**What is required**: Filter the entries, keeping every line with the word "personnes".

#### Excerpted records

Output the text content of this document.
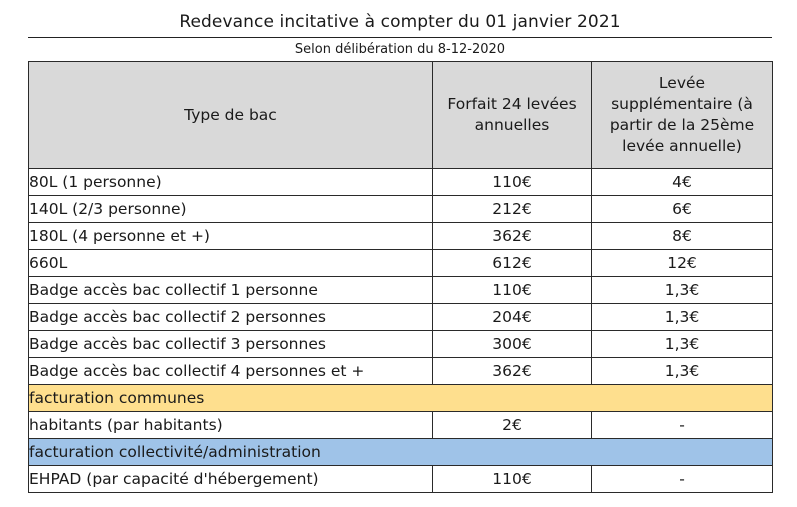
Redevance incitative à compter du 01 janvier 2021
Selon délibération du 8-12-2020
Type de bac	Forfait 24 levées annuelles	Levée supplémentaire (à partir de la 25ème levée annuelle)
80L (1 personne)	110€	4€
140L (2/3 personne)	212€	6€
180L (4 personne et +)	362€	8€
660L	612€	12€
Badge accès bac collectif 1 personne	110€	1,3€
Badge accès bac collectif 2 personnes	204€	1,3€
Badge accès bac collectif 3 personnes	300€	1,3€
Badge accès bac collectif 4 personnes et +	362€	1,3€
facturation communes		
habitants (par habitants)	2€	-
facturation collectivité/administration		
EHPAD (par capacité d'hébergement)	110€	-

########

**The answer**:
Badge accès bac collectif 2 personnes	204€	1,3€
Badge accès bac collectif 3 personnes	300€	1,3€
Badge accès bac collectif 4 personnes et +	362€	1,3€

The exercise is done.